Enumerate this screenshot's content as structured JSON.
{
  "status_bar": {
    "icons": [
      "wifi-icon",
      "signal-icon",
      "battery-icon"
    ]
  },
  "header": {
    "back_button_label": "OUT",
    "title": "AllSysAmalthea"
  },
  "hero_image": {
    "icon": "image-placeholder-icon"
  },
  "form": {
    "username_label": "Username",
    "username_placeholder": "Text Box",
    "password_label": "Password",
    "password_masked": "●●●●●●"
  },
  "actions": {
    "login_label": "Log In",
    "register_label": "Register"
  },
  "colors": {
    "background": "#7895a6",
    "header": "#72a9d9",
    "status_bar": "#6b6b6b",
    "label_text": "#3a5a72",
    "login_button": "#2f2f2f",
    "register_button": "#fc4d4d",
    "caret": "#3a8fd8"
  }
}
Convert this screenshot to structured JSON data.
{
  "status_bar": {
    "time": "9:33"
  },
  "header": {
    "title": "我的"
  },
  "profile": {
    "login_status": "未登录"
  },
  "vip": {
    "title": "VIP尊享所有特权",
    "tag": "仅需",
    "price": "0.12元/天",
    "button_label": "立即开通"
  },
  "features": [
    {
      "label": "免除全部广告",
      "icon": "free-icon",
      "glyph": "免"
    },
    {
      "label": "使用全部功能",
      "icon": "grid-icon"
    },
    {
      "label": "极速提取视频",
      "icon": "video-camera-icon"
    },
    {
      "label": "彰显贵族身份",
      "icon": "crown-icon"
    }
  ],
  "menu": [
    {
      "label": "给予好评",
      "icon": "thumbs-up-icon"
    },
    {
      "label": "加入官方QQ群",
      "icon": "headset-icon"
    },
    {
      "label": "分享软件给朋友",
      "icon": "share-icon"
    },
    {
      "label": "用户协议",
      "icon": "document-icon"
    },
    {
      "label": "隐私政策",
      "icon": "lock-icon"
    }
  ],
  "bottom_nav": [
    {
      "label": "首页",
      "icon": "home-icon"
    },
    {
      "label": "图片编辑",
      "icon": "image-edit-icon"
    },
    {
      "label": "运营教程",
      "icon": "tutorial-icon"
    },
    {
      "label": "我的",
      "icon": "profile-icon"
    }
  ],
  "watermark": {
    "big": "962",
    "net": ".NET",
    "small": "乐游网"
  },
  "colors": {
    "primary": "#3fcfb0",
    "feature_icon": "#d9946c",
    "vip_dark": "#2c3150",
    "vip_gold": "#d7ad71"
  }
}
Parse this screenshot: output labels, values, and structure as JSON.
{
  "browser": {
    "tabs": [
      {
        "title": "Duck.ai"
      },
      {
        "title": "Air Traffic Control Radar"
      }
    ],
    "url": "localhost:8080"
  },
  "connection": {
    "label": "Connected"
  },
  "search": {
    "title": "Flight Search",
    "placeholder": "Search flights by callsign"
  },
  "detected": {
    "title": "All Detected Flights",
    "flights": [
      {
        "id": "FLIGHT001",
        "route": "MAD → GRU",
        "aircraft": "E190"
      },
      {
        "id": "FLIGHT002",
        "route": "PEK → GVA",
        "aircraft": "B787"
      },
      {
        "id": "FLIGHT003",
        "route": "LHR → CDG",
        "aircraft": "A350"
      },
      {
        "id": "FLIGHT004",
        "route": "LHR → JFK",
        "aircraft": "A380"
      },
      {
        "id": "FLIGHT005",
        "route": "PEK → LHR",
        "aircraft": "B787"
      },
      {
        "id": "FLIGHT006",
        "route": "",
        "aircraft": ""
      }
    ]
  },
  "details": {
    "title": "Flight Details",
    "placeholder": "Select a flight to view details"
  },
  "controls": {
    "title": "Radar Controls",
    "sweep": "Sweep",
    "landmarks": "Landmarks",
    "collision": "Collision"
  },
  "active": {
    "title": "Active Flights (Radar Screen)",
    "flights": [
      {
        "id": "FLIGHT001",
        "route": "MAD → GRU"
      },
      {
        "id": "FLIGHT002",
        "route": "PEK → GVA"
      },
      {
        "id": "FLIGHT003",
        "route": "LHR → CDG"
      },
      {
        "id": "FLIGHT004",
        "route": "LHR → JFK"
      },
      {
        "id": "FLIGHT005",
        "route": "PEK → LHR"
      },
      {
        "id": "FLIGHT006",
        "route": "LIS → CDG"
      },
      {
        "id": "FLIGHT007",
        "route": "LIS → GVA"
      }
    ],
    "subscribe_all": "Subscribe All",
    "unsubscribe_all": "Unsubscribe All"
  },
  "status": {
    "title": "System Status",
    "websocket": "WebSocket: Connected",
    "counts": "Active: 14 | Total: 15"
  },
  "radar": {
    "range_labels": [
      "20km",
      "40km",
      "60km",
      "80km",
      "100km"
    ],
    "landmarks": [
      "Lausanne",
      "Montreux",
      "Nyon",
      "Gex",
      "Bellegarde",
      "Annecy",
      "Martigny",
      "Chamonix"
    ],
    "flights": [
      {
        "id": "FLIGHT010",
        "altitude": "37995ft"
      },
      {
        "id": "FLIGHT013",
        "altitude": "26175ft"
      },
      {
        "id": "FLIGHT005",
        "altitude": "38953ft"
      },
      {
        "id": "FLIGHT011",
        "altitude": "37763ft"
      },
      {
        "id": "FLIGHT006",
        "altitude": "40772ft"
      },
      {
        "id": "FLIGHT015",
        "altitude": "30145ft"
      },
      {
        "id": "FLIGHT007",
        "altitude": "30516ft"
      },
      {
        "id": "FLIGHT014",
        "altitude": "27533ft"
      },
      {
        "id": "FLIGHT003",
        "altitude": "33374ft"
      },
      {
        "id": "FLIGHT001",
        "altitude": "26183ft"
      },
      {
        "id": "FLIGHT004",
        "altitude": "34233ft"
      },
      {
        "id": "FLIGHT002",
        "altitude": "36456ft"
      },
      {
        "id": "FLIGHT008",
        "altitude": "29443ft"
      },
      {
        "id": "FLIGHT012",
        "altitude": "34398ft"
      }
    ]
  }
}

## AIM OF THE EXERCISE
In the records above, collect each line with "title".

## WRITTEN RESPONSE
    "title": "AllSysAmalthea"
    "title": "我的"
    "title": "VIP尊享所有特权",
        "title": "Duck.ai"
        "title": "Air Traffic Control Radar"
    "title": "Flight Search",
    "title": "All Detected Flights",
    "title": "Flight Details",
    "title": "Radar Controls",
    "title": "Active Flights (Radar Screen)",
    "title": "System Status",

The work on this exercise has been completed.